■ INSTRUCTIONS TO FOLLOW ■
Select all lines in the records that include "اليمن".

☆ ☆ ☆ ☆ ☆

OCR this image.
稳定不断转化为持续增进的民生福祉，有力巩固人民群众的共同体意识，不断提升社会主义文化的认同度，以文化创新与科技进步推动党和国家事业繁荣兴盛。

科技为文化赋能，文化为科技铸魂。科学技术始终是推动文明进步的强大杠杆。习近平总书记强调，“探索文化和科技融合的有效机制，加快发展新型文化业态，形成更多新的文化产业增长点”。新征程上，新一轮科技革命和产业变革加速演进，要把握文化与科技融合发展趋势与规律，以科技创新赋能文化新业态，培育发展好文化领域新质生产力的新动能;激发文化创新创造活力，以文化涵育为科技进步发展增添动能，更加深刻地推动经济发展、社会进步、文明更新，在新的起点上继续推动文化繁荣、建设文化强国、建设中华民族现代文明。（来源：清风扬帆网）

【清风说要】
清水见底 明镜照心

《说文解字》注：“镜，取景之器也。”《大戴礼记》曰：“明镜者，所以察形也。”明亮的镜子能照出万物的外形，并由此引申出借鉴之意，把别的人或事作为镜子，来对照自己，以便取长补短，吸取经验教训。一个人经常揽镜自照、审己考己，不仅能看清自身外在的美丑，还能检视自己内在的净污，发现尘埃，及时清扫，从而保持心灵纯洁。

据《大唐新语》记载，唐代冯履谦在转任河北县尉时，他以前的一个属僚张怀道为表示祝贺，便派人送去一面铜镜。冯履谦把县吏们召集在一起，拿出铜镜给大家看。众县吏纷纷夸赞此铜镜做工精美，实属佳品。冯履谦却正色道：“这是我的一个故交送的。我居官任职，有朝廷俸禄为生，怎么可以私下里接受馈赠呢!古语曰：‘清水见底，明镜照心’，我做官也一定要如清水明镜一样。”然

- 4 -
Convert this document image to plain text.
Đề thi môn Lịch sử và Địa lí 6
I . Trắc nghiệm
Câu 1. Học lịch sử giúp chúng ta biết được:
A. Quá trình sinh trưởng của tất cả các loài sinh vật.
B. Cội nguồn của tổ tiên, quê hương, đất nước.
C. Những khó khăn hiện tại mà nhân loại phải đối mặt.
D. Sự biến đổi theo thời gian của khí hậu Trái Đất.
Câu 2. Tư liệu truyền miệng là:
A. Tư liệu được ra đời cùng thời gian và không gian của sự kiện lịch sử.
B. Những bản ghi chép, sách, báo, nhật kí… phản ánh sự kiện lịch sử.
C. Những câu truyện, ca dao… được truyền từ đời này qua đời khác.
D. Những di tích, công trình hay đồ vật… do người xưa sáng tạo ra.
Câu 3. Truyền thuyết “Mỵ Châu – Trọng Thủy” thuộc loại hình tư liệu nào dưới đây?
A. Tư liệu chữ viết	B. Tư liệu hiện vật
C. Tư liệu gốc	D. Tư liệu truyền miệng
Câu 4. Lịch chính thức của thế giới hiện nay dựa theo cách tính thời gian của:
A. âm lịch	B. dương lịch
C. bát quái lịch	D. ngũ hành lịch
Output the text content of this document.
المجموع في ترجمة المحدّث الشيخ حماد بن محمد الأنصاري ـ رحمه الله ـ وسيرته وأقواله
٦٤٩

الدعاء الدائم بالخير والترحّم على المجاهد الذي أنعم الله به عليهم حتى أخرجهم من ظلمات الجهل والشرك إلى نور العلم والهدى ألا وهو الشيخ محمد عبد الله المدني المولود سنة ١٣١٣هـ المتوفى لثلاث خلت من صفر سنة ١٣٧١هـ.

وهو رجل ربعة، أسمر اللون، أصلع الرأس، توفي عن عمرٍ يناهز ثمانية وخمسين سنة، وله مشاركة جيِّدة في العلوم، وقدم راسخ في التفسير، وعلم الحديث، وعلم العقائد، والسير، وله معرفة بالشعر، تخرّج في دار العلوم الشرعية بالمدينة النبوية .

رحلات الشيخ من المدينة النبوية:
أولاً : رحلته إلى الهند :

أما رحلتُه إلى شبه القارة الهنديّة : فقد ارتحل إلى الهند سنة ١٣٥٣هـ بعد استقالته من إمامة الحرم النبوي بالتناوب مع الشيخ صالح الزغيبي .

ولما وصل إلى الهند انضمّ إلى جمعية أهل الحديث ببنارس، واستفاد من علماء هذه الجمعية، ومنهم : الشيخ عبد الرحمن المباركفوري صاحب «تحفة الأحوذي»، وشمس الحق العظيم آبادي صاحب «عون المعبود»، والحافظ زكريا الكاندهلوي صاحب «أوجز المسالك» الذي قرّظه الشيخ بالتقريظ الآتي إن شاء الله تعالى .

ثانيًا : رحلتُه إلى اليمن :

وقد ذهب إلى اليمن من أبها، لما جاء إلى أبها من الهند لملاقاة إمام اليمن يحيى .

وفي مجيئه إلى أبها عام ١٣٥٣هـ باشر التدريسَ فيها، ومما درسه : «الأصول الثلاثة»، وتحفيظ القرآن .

☆ ☆ ☆ ☆ ☆

■ ANSWER ■
ثانيًا : رحلتُه إلى اليمن :
وقد ذهب إلى اليمن من أبها، لما جاء إلى أبها من الهند لملاقاة إمام اليمن يحيى .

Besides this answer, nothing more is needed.